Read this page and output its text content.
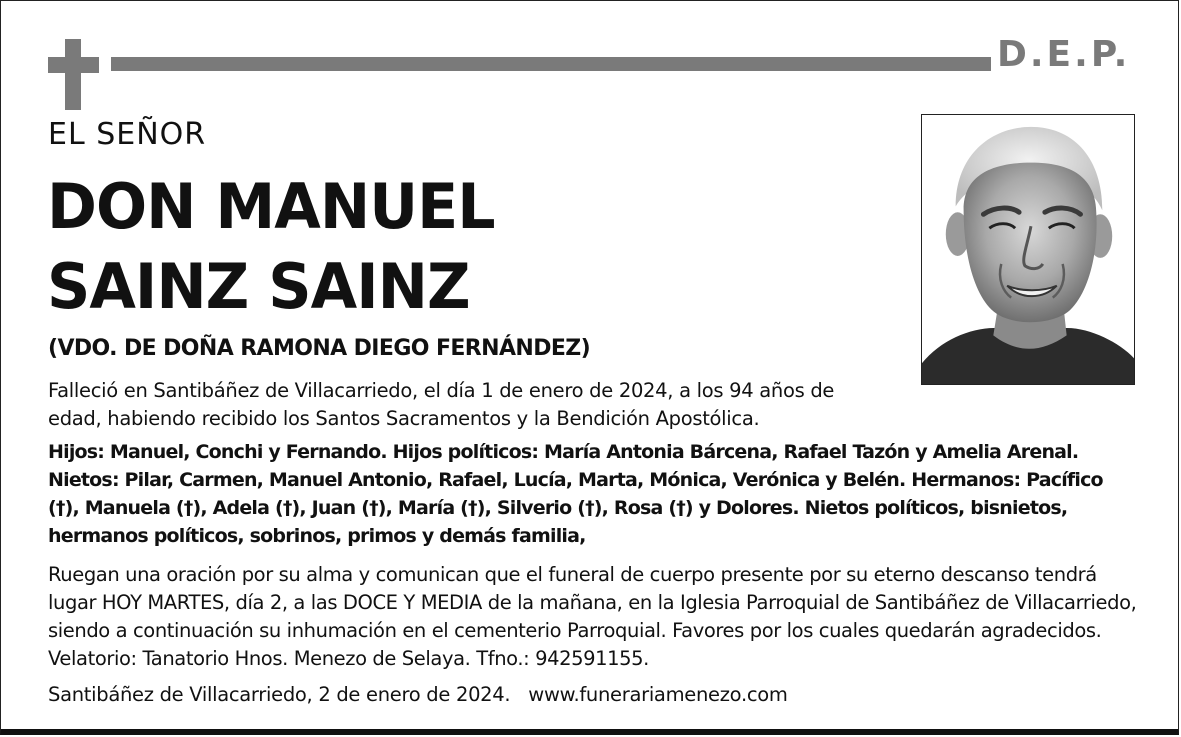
D.E.P.
EL SEÑOR
DON MANUEL
SAINZ SAINZ
(VDO. DE DOÑA RAMONA DIEGO FERNÁNDEZ)
Falleció en Santibáñez de Villacarriedo, el día 1 de enero de 2024, a los 94 años de edad, habiendo recibido los Santos Sacramentos y la Bendición Apostólica.
Hijos: Manuel, Conchi y Fernando. Hijos políticos: María Antonia Bárcena, Rafael Tazón y Amelia Arenal. Nietos: Pilar, Carmen, Manuel Antonio, Rafael, Lucía, Marta, Mónica, Verónica y Belén. Hermanos: Pacífico (†), Manuela (†), Adela (†), Juan (†), María (†), Silverio (†), Rosa (†) y Dolores. Nietos políticos, bisnietos, hermanos políticos, sobrinos, primos y demás familia,
Ruegan una oración por su alma y comunican que el funeral de cuerpo presente por su eterno descanso tendrá lugar HOY MARTES, día 2, a las DOCE Y MEDIA de la mañana, en la Iglesia Parroquial de Santibáñez de Villacarriedo, siendo a continuación su inhumación en el cementerio Parroquial. Favores por los cuales quedarán agradecidos. Velatorio: Tanatorio Hnos. Menezo de Selaya. Tfno.: 942591155.
Santibáñez de Villacarriedo, 2 de enero de 2024. www.funerariamenezo.com
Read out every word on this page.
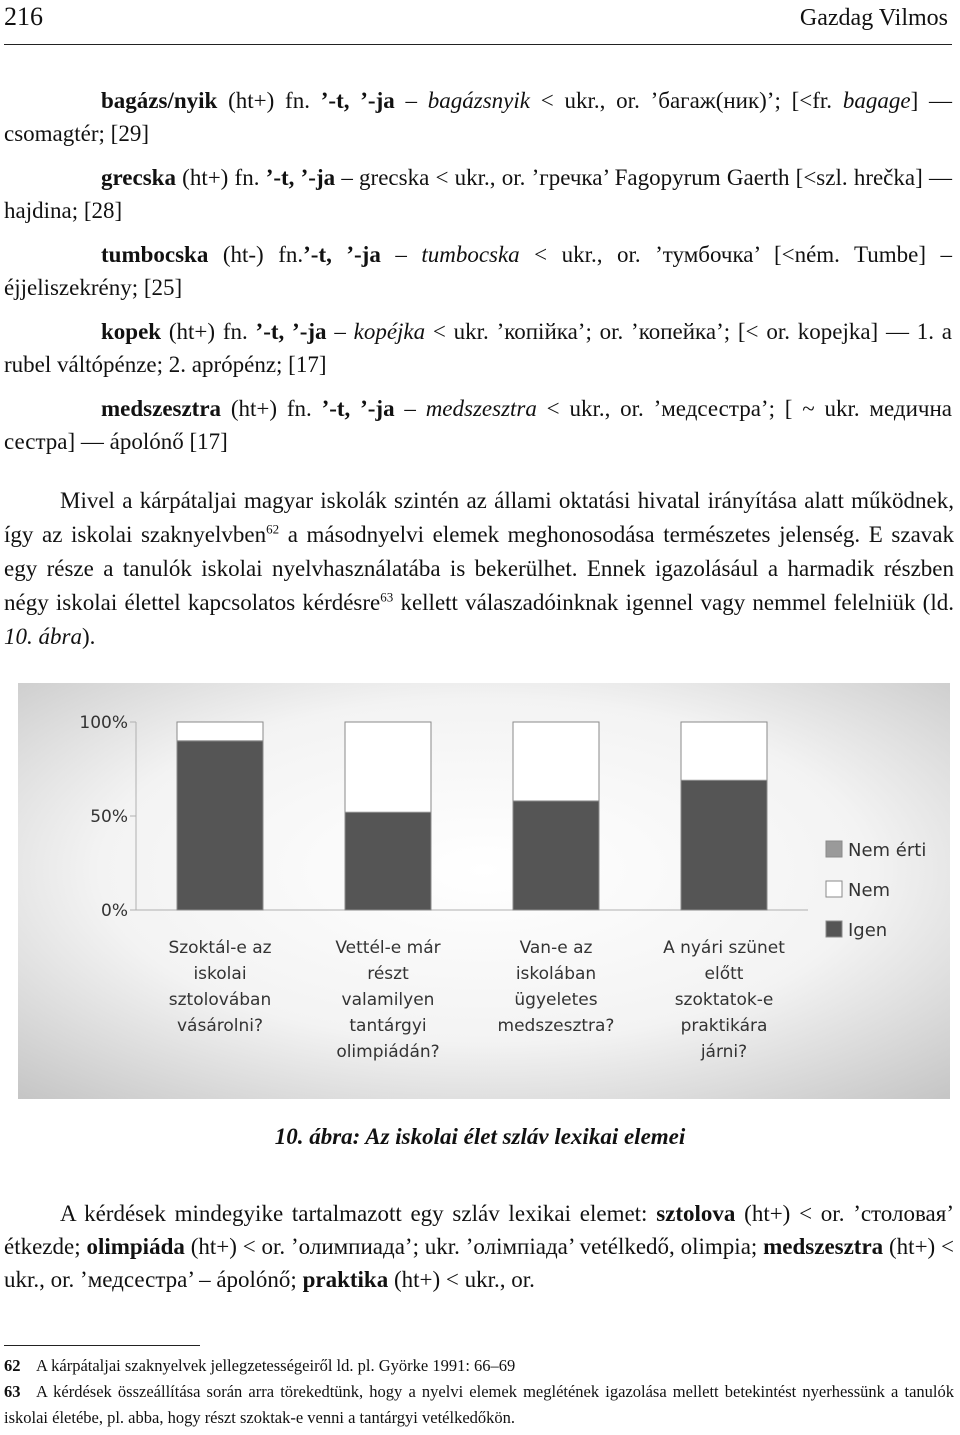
216	Gazdag Vilmos

bagázs/nyik (ht+) fn. ’-t, ’-ja – bagázsnyik < ukr., or. ’багаж(ник)’; [<fr. bagage] — csomagtér; [29]

grecska (ht+) fn. ’-t, ’-ja – grecska < ukr., or. ’гречка’ Fagopyrum Gaerth [<szl. hrečka] — hajdina; [28]

tumbocska (ht-) fn.’-t, ’-ja – tumbocska < ukr., or. ’тумбочка’ [<ném. Tumbe] – éjjeliszekrény; [25]

kopek (ht+) fn. ’-t, ’-ja – kopéjka < ukr. ’копійка’; or. ’копейка’; [< or. kopejka] — 1. a rubel váltópénze; 2. aprópénz; [17]

medszesztra (ht+) fn. ’-t, ’-ja – medszesztra < ukr., or. ’медсестра’; [ ~ ukr. медична сестра] — ápolónő [17]

Mivel a kárpátaljai magyar iskolák szintén az állami oktatási hivatal irányítása alatt működnek, így az iskolai szaknyelvben$^{62}$ a másodnyelvi elemek meghonosodása természetes jelenség. E szavak egy része a tanulók iskolai nyelvhasználatába is bekerülhet. Ennek igazolásául a harmadik részben négy iskolai élettel kapcsolatos kérdésre$^{63}$ kellett válaszadóinknak igennel vagy nemmel felelniük (ld. 10. ábra).

0%
50%
100%
Szoktál-e az
iskolai
sztolovában
vásárolni?
Vettél-e már
részt
valamilyen
tantárgyi
olimpiádán?
Van-e az
iskolában
ügyeletes
medszesztra?
A nyári szünet
előtt
szoktatok-e
praktikára
járni?
Nem érti
Nem
Igen
10. ábra: Az iskolai élet szláv lexikai elemei

A kérdések mindegyike tartalmazott egy szláv lexikai elemet: sztolova (ht+) < or. ’столовая’ étkezde; olimpiáda (ht+) < or. ’олимпиада’; ukr. ’олiмпiада’ vetélkedő, olimpia; medszesztra (ht+) < ukr., or. ’медсестра’ – ápolónő; praktika (ht+) < ukr., or.

62 A kárpátaljai szaknyelvek jellegzetességeiről ld. pl. Györke 1991: 66–69

63 A kérdések összeállítása során arra törekedtünk, hogy a nyelvi elemek meglétének igazolása mellett betekintést nyerhessünk a tanulók iskolai életébe, pl. abba, hogy részt szoktak-e venni a tantárgyi vetélkedőkön.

REQUIREMENTS ::
Transcribe the preceding listing in its entirety and with exact wording, leaving out pictures.

WORKED SOLUTION ::
Read this page and output its text content.
D.E.P.
EL SEÑOR
DON MANUEL
SAINZ SAINZ
(VDO. DE DOÑA RAMONA DIEGO FERNÁNDEZ)
Falleció en Santibáñez de Villacarriedo, el día 1 de enero de 2024, a los 94 años de edad, habiendo recibido los Santos Sacramentos y la Bendición Apostólica.
Hijos: Manuel, Conchi y Fernando. Hijos políticos: María Antonia Bárcena, Rafael Tazón y Amelia Arenal. Nietos: Pilar, Carmen, Manuel Antonio, Rafael, Lucía, Marta, Mónica, Verónica y Belén. Hermanos: Pacífico (†), Manuela (†), Adela (†), Juan (†), María (†), Silverio (†), Rosa (†) y Dolores. Nietos políticos, bisnietos, hermanos políticos, sobrinos, primos y demás familia,
Ruegan una oración por su alma y comunican que el funeral de cuerpo presente por su eterno descanso tendrá lugar HOY MARTES, día 2, a las DOCE Y MEDIA de la mañana, en la Iglesia Parroquial de Santibáñez de Villacarriedo, siendo a continuación su inhumación en el cementerio Parroquial. Favores por los cuales quedarán agradecidos. Velatorio: Tanatorio Hnos. Menezo de Selaya. Tfno.: 942591155.
Santibáñez de Villacarriedo, 2 de enero de 2024. www.funerariamenezo.com
Read out every word on this page.
216	Gazdag Vilmos

bagázs/nyik (ht+) fn. ’-t, ’-ja – bagázsnyik < ukr., or. ’багаж(ник)’; [<fr. bagage] — csomagtér; [29]

grecska (ht+) fn. ’-t, ’-ja – grecska < ukr., or. ’гречка’ Fagopyrum Gaerth [<szl. hrečka] — hajdina; [28]

tumbocska (ht-) fn.’-t, ’-ja – tumbocska < ukr., or. ’тумбочка’ [<ném. Tumbe] – éjjeliszekrény; [25]

kopek (ht+) fn. ’-t, ’-ja – kopéjka < ukr. ’копійка’; or. ’копейка’; [< or. kopejka] — 1. a rubel váltópénze; 2. aprópénz; [17]

medszesztra (ht+) fn. ’-t, ’-ja – medszesztra < ukr., or. ’медсестра’; [ ~ ukr. медична сестра] — ápolónő [17]

Mivel a kárpátaljai magyar iskolák szintén az állami oktatási hivatal irányítása alatt működnek, így az iskolai szaknyelvben$^{62}$ a másodnyelvi elemek meghonosodása természetes jelenség. E szavak egy része a tanulók iskolai nyelvhasználatába is bekerülhet. Ennek igazolásául a harmadik részben négy iskolai élettel kapcsolatos kérdésre$^{63}$ kellett válaszadóinknak igennel vagy nemmel felelniük (ld. 10. ábra).

0%
50%
100%
Szoktál-e az
iskolai
sztolovában
vásárolni?
Vettél-e már
részt
valamilyen
tantárgyi
olimpiádán?
Van-e az
iskolában
ügyeletes
medszesztra?
A nyári szünet
előtt
szoktatok-e
praktikára
járni?
Nem érti
Nem
Igen
10. ábra: Az iskolai élet szláv lexikai elemei

A kérdések mindegyike tartalmazott egy szláv lexikai elemet: sztolova (ht+) < or. ’столовая’ étkezde; olimpiáda (ht+) < or. ’олимпиада’; ukr. ’олiмпiада’ vetélkedő, olimpia; medszesztra (ht+) < ukr., or. ’медсестра’ – ápolónő; praktika (ht+) < ukr., or.

62 A kárpátaljai szaknyelvek jellegzetességeiről ld. pl. Györke 1991: 66–69

63 A kérdések összeállítása során arra törekedtünk, hogy a nyelvi elemek meglétének igazolása mellett betekintést nyerhessünk a tanulók iskolai életébe, pl. abba, hogy részt szoktak-e venni a tantárgyi vetélkedőkön.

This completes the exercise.